--- START OF THE RECORDS ---

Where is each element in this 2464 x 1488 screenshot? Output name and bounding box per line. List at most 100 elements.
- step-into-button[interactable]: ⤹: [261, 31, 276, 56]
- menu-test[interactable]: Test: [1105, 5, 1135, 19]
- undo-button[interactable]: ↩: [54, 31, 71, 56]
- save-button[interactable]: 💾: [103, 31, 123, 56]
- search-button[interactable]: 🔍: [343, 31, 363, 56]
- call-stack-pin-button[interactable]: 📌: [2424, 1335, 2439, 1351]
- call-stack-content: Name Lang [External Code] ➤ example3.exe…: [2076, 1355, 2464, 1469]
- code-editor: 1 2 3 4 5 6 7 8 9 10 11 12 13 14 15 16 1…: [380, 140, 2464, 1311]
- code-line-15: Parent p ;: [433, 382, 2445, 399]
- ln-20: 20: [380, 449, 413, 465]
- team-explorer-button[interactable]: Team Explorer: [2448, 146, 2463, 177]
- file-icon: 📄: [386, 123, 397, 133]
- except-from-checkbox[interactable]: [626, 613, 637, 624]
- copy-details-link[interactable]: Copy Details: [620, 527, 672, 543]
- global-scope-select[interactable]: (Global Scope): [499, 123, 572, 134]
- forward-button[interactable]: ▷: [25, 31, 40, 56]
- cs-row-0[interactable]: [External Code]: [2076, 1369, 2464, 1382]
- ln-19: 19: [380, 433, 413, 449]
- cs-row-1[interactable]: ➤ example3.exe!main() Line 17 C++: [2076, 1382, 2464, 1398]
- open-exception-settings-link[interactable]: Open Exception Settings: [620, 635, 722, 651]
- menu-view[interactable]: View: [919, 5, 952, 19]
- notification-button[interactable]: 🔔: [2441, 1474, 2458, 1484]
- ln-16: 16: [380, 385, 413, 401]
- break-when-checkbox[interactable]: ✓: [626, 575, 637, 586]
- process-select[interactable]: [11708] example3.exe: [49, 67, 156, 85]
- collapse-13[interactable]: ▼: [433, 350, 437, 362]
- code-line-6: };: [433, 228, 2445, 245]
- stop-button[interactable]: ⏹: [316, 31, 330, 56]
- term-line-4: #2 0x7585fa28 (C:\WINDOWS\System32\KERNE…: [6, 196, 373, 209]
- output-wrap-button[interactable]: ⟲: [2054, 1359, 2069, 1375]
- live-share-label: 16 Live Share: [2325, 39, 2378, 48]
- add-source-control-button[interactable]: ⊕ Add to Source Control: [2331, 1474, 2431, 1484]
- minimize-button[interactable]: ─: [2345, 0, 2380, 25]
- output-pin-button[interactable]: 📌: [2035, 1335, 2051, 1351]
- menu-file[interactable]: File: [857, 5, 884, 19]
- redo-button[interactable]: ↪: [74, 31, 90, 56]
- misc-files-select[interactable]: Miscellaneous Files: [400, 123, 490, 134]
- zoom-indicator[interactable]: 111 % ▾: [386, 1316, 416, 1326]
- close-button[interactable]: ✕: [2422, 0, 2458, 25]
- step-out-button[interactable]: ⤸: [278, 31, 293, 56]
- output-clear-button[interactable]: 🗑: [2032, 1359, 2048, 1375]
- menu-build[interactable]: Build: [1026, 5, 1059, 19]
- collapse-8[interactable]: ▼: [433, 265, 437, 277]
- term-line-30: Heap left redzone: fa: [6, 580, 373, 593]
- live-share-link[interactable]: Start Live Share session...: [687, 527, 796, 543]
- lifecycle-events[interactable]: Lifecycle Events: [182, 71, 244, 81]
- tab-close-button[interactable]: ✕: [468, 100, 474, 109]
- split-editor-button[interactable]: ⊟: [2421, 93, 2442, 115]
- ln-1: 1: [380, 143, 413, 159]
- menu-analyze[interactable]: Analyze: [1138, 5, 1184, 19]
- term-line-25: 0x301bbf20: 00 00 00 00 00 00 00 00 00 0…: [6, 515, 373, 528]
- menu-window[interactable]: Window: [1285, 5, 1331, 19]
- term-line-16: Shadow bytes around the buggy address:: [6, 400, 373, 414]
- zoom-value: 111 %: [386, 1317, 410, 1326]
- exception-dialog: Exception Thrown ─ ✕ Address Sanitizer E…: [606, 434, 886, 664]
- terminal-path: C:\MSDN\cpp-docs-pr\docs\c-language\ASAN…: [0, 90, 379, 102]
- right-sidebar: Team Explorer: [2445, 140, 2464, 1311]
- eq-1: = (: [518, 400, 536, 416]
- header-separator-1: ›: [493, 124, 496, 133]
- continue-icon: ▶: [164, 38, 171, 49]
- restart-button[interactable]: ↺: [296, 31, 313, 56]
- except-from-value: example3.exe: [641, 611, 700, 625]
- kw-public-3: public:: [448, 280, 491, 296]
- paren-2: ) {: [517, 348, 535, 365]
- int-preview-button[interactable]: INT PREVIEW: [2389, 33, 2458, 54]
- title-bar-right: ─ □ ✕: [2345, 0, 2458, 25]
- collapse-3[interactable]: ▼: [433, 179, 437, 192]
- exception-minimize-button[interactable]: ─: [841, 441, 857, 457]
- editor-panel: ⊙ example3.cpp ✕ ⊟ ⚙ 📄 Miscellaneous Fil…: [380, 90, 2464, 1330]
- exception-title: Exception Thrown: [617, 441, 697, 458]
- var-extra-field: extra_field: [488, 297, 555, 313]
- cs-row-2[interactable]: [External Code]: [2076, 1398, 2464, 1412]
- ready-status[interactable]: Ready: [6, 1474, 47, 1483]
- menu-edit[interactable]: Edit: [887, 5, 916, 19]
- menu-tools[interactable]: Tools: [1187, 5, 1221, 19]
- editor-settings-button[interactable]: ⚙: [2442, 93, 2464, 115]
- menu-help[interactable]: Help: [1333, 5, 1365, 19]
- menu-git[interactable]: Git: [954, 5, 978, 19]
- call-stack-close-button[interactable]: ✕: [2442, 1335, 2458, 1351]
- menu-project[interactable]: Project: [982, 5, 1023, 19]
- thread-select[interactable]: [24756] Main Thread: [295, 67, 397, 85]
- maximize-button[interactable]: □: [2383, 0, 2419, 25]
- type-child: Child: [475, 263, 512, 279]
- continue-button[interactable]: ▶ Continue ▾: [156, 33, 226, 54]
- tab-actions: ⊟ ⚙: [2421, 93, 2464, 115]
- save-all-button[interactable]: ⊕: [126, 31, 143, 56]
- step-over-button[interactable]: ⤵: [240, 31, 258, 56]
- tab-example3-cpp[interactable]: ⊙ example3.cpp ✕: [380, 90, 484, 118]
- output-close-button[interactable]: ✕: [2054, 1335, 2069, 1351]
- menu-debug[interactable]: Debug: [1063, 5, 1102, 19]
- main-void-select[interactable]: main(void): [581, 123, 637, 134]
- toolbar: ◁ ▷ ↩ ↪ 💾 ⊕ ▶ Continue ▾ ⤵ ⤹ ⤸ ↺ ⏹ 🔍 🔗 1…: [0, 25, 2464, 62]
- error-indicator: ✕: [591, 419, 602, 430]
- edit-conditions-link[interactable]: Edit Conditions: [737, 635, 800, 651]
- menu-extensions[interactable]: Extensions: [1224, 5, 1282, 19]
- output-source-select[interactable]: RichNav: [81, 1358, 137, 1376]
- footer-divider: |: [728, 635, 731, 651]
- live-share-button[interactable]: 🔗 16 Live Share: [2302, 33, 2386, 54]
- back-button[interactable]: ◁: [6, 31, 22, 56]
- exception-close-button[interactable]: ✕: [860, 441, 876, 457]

--- END OF THE RECORDS ---

**GOAL**
Set down every line of the material again, with no changes.

**THE REPLY**
Where is each element in this 2464 x 1488 screenshot? Output name and bounding box per line. List at most 100 elements.
- step-into-button[interactable]: ⤹: [261, 31, 276, 56]
- menu-test[interactable]: Test: [1105, 5, 1135, 19]
- undo-button[interactable]: ↩: [54, 31, 71, 56]
- save-button[interactable]: 💾: [103, 31, 123, 56]
- search-button[interactable]: 🔍: [343, 31, 363, 56]
- call-stack-pin-button[interactable]: 📌: [2424, 1335, 2439, 1351]
- call-stack-content: Name Lang [External Code] ➤ example3.exe…: [2076, 1355, 2464, 1469]
- code-editor: 1 2 3 4 5 6 7 8 9 10 11 12 13 14 15 16 1…: [380, 140, 2464, 1311]
- code-line-15: Parent p ;: [433, 382, 2445, 399]
- ln-20: 20: [380, 449, 413, 465]
- team-explorer-button[interactable]: Team Explorer: [2448, 146, 2463, 177]
- file-icon: 📄: [386, 123, 397, 133]
- except-from-checkbox[interactable]: [626, 613, 637, 624]
- copy-details-link[interactable]: Copy Details: [620, 527, 672, 543]
- global-scope-select[interactable]: (Global Scope): [499, 123, 572, 134]
- forward-button[interactable]: ▷: [25, 31, 40, 56]
- cs-row-0[interactable]: [External Code]: [2076, 1369, 2464, 1382]
- ln-19: 19: [380, 433, 413, 449]
- cs-row-1[interactable]: ➤ example3.exe!main() Line 17 C++: [2076, 1382, 2464, 1398]
- open-exception-settings-link[interactable]: Open Exception Settings: [620, 635, 722, 651]
- menu-view[interactable]: View: [919, 5, 952, 19]
- notification-button[interactable]: 🔔: [2441, 1474, 2458, 1484]
- ln-16: 16: [380, 385, 413, 401]
- break-when-checkbox[interactable]: ✓: [626, 575, 637, 586]
- process-select[interactable]: [11708] example3.exe: [49, 67, 156, 85]
- collapse-13[interactable]: ▼: [433, 350, 437, 362]
- code-line-6: };: [433, 228, 2445, 245]
- stop-button[interactable]: ⏹: [316, 31, 330, 56]
- term-line-4: #2 0x7585fa28 (C:\WINDOWS\System32\KERNE…: [6, 196, 373, 209]
- output-wrap-button[interactable]: ⟲: [2054, 1359, 2069, 1375]
- live-share-label: 16 Live Share: [2325, 39, 2378, 48]
- add-source-control-button[interactable]: ⊕ Add to Source Control: [2331, 1474, 2431, 1484]
- minimize-button[interactable]: ─: [2345, 0, 2380, 25]
- output-pin-button[interactable]: 📌: [2035, 1335, 2051, 1351]
- menu-file[interactable]: File: [857, 5, 884, 19]
- redo-button[interactable]: ↪: [74, 31, 90, 56]
- misc-files-select[interactable]: Miscellaneous Files: [400, 123, 490, 134]
- zoom-indicator[interactable]: 111 % ▾: [386, 1316, 416, 1326]
- close-button[interactable]: ✕: [2422, 0, 2458, 25]
- step-out-button[interactable]: ⤸: [278, 31, 293, 56]
- output-clear-button[interactable]: 🗑: [2032, 1359, 2048, 1375]
- menu-build[interactable]: Build: [1026, 5, 1059, 19]
- collapse-8[interactable]: ▼: [433, 265, 437, 277]
- term-line-30: Heap left redzone: fa: [6, 580, 373, 593]
- live-share-link[interactable]: Start Live Share session...: [687, 527, 796, 543]
- lifecycle-events[interactable]: Lifecycle Events: [182, 71, 244, 81]
- tab-close-button[interactable]: ✕: [468, 100, 474, 109]
- split-editor-button[interactable]: ⊟: [2421, 93, 2442, 115]
- ln-1: 1: [380, 143, 413, 159]
- menu-analyze[interactable]: Analyze: [1138, 5, 1184, 19]
- term-line-25: 0x301bbf20: 00 00 00 00 00 00 00 00 00 0…: [6, 515, 373, 528]
- menu-window[interactable]: Window: [1285, 5, 1331, 19]
- term-line-16: Shadow bytes around the buggy address:: [6, 400, 373, 414]
- zoom-value: 111 %: [386, 1317, 410, 1326]
- exception-dialog: Exception Thrown ─ ✕ Address Sanitizer E…: [606, 434, 886, 664]
- terminal-path: C:\MSDN\cpp-docs-pr\docs\c-language\ASAN…: [0, 90, 379, 102]
- right-sidebar: Team Explorer: [2445, 140, 2464, 1311]
- eq-1: = (: [518, 400, 536, 416]
- header-separator-1: ›: [493, 124, 496, 133]
- continue-icon: ▶: [164, 38, 171, 49]
- restart-button[interactable]: ↺: [296, 31, 313, 56]
- except-from-value: example3.exe: [641, 611, 700, 625]
- kw-public-3: public:: [448, 280, 491, 296]
- paren-2: ) {: [517, 348, 535, 365]
- int-preview-button[interactable]: INT PREVIEW: [2389, 33, 2458, 54]
- title-bar-right: ─ □ ✕: [2345, 0, 2458, 25]
- collapse-3[interactable]: ▼: [433, 179, 437, 192]
- exception-minimize-button[interactable]: ─: [841, 441, 857, 457]
- editor-panel: ⊙ example3.cpp ✕ ⊟ ⚙ 📄 Miscellaneous Fil…: [380, 90, 2464, 1330]
- exception-title: Exception Thrown: [617, 441, 697, 458]
- var-extra-field: extra_field: [488, 297, 555, 313]
- cs-row-2[interactable]: [External Code]: [2076, 1398, 2464, 1412]
- ready-status[interactable]: Ready: [6, 1474, 47, 1483]
- menu-edit[interactable]: Edit: [887, 5, 916, 19]
- menu-tools[interactable]: Tools: [1187, 5, 1221, 19]
- editor-settings-button[interactable]: ⚙: [2442, 93, 2464, 115]
- menu-help[interactable]: Help: [1333, 5, 1365, 19]
- menu-git[interactable]: Git: [954, 5, 978, 19]
- call-stack-close-button[interactable]: ✕: [2442, 1335, 2458, 1351]
- menu-project[interactable]: Project: [982, 5, 1023, 19]
- thread-select[interactable]: [24756] Main Thread: [295, 67, 397, 85]
- maximize-button[interactable]: □: [2383, 0, 2419, 25]
- type-child: Child: [475, 263, 512, 279]
- continue-button[interactable]: ▶ Continue ▾: [156, 33, 226, 54]
- tab-actions: ⊟ ⚙: [2421, 93, 2464, 115]
- save-all-button[interactable]: ⊕: [126, 31, 143, 56]
- step-over-button[interactable]: ⤵: [240, 31, 258, 56]
- tab-example3-cpp[interactable]: ⊙ example3.cpp ✕: [380, 90, 484, 118]
- output-close-button[interactable]: ✕: [2054, 1335, 2069, 1351]
- menu-debug[interactable]: Debug: [1063, 5, 1102, 19]
- main-void-select[interactable]: main(void): [581, 123, 637, 134]
- toolbar: ◁ ▷ ↩ ↪ 💾 ⊕ ▶ Continue ▾ ⤵ ⤹ ⤸ ↺ ⏹ 🔍 🔗 1…: [0, 25, 2464, 62]
- error-indicator: ✕: [591, 419, 602, 430]
- edit-conditions-link[interactable]: Edit Conditions: [737, 635, 800, 651]
- menu-extensions[interactable]: Extensions: [1224, 5, 1282, 19]
- output-source-select[interactable]: RichNav: [81, 1358, 137, 1376]
- footer-divider: |: [728, 635, 731, 651]
- live-share-button[interactable]: 🔗 16 Live Share: [2302, 33, 2386, 54]
- back-button[interactable]: ◁: [6, 31, 22, 56]
- exception-close-button[interactable]: ✕: [860, 441, 876, 457]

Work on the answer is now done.